>> Begin PROVIDED RECORDS

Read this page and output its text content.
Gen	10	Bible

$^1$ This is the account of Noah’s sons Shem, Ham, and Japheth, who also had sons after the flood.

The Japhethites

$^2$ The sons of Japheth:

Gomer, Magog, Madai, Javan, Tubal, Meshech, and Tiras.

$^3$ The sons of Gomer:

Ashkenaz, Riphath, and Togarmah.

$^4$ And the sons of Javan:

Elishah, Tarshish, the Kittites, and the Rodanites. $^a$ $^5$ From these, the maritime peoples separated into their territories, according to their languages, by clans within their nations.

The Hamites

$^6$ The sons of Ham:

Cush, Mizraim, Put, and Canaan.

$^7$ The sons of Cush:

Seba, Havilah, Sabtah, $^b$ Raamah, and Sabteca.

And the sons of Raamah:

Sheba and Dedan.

>> End PROVIDED RECORDS

■ **DIRECTIONS**
Print every entry exactly as written.

■ **THE COMPLETED TASK**
Read this page and output its text content.
Gen	10	Bible

$^1$ This is the account of Noah’s sons Shem, Ham, and Japheth, who also had sons after the flood.

The Japhethites

$^2$ The sons of Japheth:

Gomer, Magog, Madai, Javan, Tubal, Meshech, and Tiras.

$^3$ The sons of Gomer:

Ashkenaz, Riphath, and Togarmah.

$^4$ And the sons of Javan:

Elishah, Tarshish, the Kittites, and the Rodanites. $^a$ $^5$ From these, the maritime peoples separated into their territories, according to their languages, by clans within their nations.

The Hamites

$^6$ The sons of Ham:

Cush, Mizraim, Put, and Canaan.

$^7$ The sons of Cush:

Seba, Havilah, Sabtah, $^b$ Raamah, and Sabteca.

And the sons of Raamah:

Sheba and Dedan.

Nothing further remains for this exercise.